Task to complete =>
Collect all lines from the listing that include the string "MISS".

Working data =>
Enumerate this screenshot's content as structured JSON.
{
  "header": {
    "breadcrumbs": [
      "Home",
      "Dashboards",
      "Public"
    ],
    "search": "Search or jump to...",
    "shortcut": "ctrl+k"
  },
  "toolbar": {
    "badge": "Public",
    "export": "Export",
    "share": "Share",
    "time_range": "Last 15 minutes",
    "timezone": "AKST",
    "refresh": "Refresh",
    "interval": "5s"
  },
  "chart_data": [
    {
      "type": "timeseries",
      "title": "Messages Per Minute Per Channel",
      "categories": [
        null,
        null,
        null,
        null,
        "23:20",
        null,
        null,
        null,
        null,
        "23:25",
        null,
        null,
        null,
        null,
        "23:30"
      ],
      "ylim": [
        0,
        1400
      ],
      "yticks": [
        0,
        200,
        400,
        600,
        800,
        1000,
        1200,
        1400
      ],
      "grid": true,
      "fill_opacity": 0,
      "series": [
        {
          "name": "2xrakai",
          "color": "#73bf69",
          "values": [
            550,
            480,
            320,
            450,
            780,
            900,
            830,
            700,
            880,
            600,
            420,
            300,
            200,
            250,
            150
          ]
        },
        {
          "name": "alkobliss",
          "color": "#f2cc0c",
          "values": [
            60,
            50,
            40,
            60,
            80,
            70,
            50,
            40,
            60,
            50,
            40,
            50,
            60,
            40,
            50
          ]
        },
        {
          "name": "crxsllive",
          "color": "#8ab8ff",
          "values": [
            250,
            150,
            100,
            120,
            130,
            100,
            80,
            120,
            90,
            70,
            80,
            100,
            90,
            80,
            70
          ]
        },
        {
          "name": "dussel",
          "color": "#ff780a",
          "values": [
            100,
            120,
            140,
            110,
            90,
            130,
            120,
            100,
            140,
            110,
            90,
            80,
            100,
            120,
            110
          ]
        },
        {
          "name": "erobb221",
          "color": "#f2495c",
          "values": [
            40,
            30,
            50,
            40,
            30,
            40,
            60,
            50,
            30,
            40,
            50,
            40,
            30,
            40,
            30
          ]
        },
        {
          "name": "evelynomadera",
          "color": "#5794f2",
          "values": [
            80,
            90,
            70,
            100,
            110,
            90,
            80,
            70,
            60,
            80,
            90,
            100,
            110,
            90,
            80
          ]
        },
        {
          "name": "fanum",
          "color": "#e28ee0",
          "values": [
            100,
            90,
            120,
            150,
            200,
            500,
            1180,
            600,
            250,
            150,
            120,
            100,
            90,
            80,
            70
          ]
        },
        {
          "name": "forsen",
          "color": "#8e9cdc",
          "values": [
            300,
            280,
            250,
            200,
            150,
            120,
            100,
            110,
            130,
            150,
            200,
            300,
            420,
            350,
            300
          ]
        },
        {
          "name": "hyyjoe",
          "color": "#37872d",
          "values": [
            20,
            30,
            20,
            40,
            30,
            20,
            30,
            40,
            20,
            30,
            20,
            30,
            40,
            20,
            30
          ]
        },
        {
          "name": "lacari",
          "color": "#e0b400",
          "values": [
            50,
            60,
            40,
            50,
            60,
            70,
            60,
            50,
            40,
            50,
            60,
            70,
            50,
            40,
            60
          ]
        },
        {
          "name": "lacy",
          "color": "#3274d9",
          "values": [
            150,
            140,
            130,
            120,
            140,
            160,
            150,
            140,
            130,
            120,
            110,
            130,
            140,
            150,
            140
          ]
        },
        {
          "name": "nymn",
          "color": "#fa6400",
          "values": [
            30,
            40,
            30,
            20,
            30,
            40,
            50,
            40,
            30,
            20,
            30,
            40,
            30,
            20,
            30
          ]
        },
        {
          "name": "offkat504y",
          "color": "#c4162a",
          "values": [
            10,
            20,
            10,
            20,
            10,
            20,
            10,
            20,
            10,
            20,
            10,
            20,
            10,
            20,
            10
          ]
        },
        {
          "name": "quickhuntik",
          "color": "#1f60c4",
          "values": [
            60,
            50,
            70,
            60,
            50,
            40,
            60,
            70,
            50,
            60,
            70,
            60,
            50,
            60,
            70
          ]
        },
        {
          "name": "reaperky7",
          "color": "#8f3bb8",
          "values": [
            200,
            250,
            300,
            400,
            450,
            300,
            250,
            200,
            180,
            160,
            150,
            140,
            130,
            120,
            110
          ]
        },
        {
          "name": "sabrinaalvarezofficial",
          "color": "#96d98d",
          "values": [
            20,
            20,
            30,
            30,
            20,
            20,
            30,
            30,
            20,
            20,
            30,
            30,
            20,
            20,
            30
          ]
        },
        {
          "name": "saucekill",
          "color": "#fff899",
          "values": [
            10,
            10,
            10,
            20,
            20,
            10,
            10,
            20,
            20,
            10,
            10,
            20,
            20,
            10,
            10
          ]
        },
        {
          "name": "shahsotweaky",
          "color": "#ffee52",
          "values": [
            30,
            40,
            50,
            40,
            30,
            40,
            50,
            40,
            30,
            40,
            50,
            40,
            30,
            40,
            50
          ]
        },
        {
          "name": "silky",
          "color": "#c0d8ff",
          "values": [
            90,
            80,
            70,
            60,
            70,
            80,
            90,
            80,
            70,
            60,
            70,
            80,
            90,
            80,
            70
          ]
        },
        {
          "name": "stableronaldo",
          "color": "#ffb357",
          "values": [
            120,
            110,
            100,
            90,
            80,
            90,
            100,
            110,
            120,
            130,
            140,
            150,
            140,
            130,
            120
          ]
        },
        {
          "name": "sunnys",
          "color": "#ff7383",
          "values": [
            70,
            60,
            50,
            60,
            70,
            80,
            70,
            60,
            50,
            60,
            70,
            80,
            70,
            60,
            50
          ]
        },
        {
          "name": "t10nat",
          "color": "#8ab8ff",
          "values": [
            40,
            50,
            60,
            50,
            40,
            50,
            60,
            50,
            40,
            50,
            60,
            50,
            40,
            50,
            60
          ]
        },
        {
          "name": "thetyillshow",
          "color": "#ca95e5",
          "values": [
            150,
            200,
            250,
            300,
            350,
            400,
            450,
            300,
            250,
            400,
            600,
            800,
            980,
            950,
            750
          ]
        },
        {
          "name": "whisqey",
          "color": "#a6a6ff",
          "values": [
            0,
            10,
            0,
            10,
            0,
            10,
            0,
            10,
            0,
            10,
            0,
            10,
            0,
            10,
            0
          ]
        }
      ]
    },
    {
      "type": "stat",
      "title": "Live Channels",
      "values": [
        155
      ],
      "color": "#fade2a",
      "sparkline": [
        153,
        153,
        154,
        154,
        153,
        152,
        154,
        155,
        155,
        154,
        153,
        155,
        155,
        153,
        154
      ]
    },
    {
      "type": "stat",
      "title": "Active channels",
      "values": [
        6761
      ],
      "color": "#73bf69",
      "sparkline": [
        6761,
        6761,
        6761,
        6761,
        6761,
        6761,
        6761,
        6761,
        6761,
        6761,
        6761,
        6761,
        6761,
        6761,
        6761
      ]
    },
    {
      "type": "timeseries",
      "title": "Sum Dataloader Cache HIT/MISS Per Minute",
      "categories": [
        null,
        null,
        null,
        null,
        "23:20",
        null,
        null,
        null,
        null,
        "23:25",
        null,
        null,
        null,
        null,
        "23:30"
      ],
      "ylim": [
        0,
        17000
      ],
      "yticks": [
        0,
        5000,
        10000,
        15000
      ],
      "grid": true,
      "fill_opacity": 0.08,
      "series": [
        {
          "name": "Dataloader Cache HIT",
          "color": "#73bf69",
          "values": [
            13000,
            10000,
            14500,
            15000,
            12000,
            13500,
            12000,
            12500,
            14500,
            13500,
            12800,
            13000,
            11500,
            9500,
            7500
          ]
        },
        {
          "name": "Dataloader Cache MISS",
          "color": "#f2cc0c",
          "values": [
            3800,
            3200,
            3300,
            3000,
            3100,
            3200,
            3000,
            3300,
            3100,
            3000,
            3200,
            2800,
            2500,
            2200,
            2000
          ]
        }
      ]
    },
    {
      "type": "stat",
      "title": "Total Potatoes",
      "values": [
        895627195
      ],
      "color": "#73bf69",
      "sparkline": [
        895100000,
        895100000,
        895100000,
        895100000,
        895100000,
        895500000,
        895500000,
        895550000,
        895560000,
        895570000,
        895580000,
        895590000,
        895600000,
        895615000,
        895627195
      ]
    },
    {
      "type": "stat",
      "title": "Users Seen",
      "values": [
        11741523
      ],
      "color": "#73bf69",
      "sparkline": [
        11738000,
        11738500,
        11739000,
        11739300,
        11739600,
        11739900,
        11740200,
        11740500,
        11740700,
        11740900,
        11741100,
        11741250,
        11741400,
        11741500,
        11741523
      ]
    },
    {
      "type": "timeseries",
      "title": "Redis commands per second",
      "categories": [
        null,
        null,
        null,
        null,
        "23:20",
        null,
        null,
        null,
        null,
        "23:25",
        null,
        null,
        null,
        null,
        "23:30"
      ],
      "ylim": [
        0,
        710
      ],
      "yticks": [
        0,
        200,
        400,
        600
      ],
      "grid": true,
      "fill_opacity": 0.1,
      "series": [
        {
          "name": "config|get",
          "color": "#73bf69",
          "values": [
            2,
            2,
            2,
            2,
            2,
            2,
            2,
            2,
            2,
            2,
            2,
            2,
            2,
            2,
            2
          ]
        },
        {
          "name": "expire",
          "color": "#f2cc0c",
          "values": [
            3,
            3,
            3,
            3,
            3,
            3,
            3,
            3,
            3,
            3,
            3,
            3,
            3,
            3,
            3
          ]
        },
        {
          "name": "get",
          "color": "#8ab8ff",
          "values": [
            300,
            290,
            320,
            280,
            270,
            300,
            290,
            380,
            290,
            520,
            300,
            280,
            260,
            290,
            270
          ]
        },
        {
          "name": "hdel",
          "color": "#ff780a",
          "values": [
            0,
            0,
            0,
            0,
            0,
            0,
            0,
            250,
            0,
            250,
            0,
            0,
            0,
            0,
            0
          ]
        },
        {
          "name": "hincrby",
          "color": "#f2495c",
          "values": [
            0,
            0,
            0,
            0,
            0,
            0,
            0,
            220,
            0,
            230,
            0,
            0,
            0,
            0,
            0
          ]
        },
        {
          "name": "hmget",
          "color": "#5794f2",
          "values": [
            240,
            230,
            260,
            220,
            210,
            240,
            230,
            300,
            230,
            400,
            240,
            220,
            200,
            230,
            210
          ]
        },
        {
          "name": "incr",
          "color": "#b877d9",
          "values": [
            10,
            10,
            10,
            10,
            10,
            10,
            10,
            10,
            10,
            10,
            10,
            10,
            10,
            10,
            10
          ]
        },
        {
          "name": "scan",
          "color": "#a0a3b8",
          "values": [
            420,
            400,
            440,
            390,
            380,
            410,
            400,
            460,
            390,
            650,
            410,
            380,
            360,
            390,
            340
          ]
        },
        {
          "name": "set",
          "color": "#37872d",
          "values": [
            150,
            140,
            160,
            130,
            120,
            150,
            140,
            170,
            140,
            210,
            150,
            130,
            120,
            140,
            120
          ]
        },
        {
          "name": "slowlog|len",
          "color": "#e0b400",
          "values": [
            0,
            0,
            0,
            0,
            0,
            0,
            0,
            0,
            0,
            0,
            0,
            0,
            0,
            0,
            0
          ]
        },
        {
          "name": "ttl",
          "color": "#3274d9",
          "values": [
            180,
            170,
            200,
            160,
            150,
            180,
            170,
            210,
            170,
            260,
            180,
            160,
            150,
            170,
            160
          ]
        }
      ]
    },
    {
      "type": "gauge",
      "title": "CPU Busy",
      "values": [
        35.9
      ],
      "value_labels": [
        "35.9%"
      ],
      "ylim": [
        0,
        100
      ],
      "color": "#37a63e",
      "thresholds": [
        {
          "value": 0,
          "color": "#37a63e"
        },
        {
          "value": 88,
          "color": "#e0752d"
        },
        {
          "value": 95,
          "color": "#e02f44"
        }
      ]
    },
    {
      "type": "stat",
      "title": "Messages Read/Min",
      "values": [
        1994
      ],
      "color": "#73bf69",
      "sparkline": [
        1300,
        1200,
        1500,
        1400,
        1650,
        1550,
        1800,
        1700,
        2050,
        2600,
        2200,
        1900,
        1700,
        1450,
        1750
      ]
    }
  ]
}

Completed exercise =>
      "title": "Sum Dataloader Cache HIT/MISS Per Minute",
          "name": "Dataloader Cache MISS",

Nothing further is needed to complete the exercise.